**THE REQUEST:** Starting with the line that contains "What text is on this page?", return every line through the end of the listing below exactly as written. Omit the pictures.

**PROVIDED INFORMATION:**
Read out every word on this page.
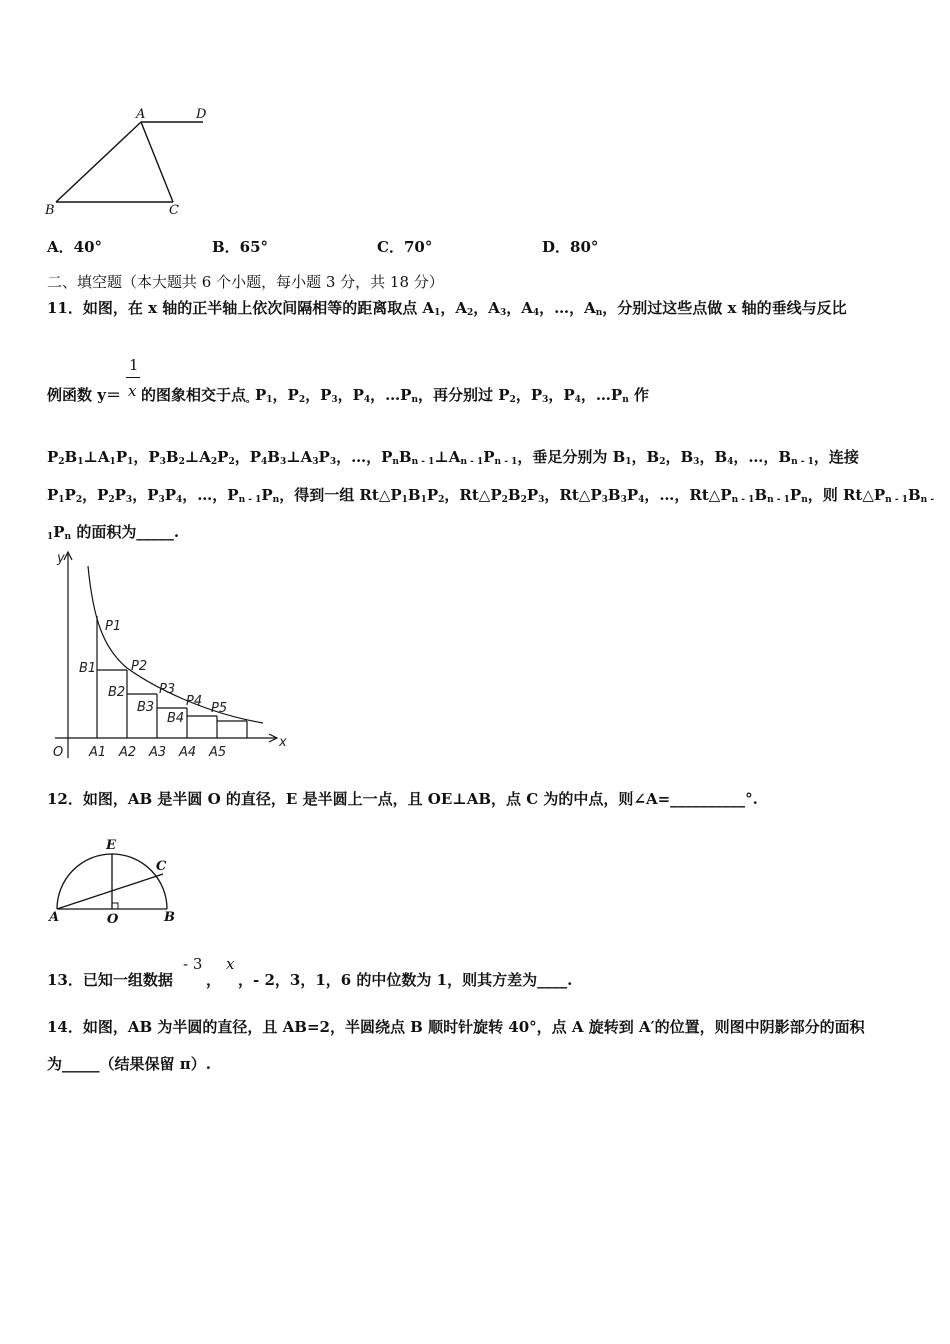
A	D
B	C
A．40°	B．65°	C．70°	D．80°
二、填空题（本大题共 6 个小题，每小题 3 分，共 18 分）
11．如图，在 x 轴的正半轴上依次间隔相等的距离取点 $A_1$，$A_2$，$A_3$，$A_4$，…，$A_n$，分别过这些点做 x 轴的垂线与反比
1
x
例函数 y＝ 的图象相交于点$_。P_1$，$P_2$，$P_3$，$P_4$，$\dots P_n$，再分别过 $P_2$，$P_3$，$P_4$，$\dots P_n$ 作
$P_2B_1\perp A_1P_1$，$P_3B_2\perp A_2P_2$，$P_4B_3\perp A_3P_3$，…，$P_nB_{n - 1}\perp A_{n - 1}P_{n - 1}$，垂足分别为 $B_1$，$B_2$，$B_3$，$B_4$，…，$B_{n - 1}$，连接
$P_1P_2$，$P_2P_3$，$P_3P_4$，…，$P_{n - 1}P_n$，得到一组 $Rt\triangle P_1B_1P_2$，$Rt\triangle P_2B_2P_3$，$Rt\triangle P_3B_3P_4$，…，$Rt\triangle P_{n - 1}B_{n - 1}P_n$，则 $Rt\triangle P_{n - 1}B_{n -}$
$_1P_n$ 的面积为_____.
y
x
O
P1
P2
P3
P4 P5
B1
B2
B3
B4
A1 A2 A3 A4 A5
12．如图，AB 是半圆 O 的直径，E 是半圆上一点，且 OE⊥AB，点 C 为的中点，则∠A=__________°.
E
C
A	O	B
13．已知一组数据
- 3
，
x
，- 2，3，1，6 的中位数为 1，则其方差为____.
14．如图，AB 为半圆的直径，且 AB=2，半圆绕点 B 顺时针旋转 40°，点 A 旋转到 A′的位置，则图中阴影部分的面积
为_____（结果保留 π）.
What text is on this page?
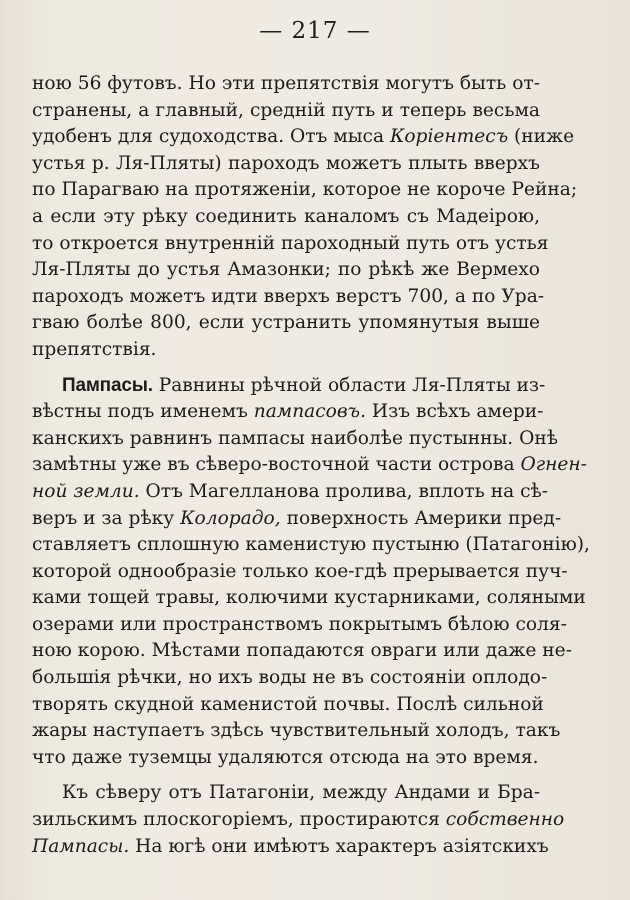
— 217 —
ною 56 футовъ. Но эти препятствія могутъ быть от-
странены, а главный, средній путь и теперь весьма
удобенъ для судоходства. Отъ мыса Коріентесъ (ниже
устья р. Ля-Пляты) пароходъ можетъ плыть вверхъ
по Парагваю на протяженіи, которое не короче Рейна;
а если эту рѣку соединить каналомъ съ Мадеірою,
то откроется внутренній пароходный путь отъ устья
Ля-Пляты до устья Амазонки; по рѣкѣ же Вермехо
пароходъ можетъ идти вверхъ верстъ 700, а по Ура-
гваю болѣе 800, если устранить упомянутыя выше
препятствія.
Пампасы. Равнины рѣчной области Ля-Пляты из-
вѣстны подъ именемъ пампасовъ. Изъ всѣхъ амери-
канскихъ равнинъ пампасы наиболѣе пустынны. Онѣ
замѣтны уже въ сѣверо-восточной части острова Огнен-
ной земли. Отъ Магелланова пролива, вплоть на сѣ-
веръ и за рѣку Колорадо, поверхность Америки пред-
ставляетъ сплошную каменистую пустыню (Патагонію),
которой однообразіе только кое-гдѣ прерывается пуч-
ками тощей травы, колючими кустарниками, соляными
озерами или пространствомъ покрытымъ бѣлою соля-
ною корою. Мѣстами попадаются овраги или даже не-
большія рѣчки, но ихъ воды не въ состояніи оплодо-
творять скудной каменистой почвы. Послѣ сильной
жары наступаетъ здѣсь чувствительный холодъ, такъ
что даже туземцы удаляются отсюда на это время.
Къ сѣверу отъ Патагоніи, между Андами и Бра-
зильскимъ плоскогоріемъ, простираются собственно
Пампасы. На югѣ они имѣютъ характеръ азіятскихъ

**RESPONSE FOR THIS EXERCISE:**
What text is on this page?
— 217 —
ною 56 футовъ. Но эти препятствія могутъ быть от-
странены, а главный, средній путь и теперь весьма
удобенъ для судоходства. Отъ мыса Коріентесъ (ниже
устья р. Ля-Пляты) пароходъ можетъ плыть вверхъ
по Парагваю на протяженіи, которое не короче Рейна;
а если эту рѣку соединить каналомъ съ Мадеірою,
то откроется внутренній пароходный путь отъ устья
Ля-Пляты до устья Амазонки; по рѣкѣ же Вермехо
пароходъ можетъ идти вверхъ верстъ 700, а по Ура-
гваю болѣе 800, если устранить упомянутыя выше
препятствія.
Пампасы. Равнины рѣчной области Ля-Пляты из-
вѣстны подъ именемъ пампасовъ. Изъ всѣхъ амери-
канскихъ равнинъ пампасы наиболѣе пустынны. Онѣ
замѣтны уже въ сѣверо-восточной части острова Огнен-
ной земли. Отъ Магелланова пролива, вплоть на сѣ-
веръ и за рѣку Колорадо, поверхность Америки пред-
ставляетъ сплошную каменистую пустыню (Патагонію),
которой однообразіе только кое-гдѣ прерывается пуч-
ками тощей травы, колючими кустарниками, соляными
озерами или пространствомъ покрытымъ бѣлою соля-
ною корою. Мѣстами попадаются овраги или даже не-
большія рѣчки, но ихъ воды не въ состояніи оплодо-
творять скудной каменистой почвы. Послѣ сильной
жары наступаетъ здѣсь чувствительный холодъ, такъ
что даже туземцы удаляются отсюда на это время.
Къ сѣверу отъ Патагоніи, между Андами и Бра-
зильскимъ плоскогоріемъ, простираются собственно
Пампасы. На югѣ они имѣютъ характеръ азіятскихъ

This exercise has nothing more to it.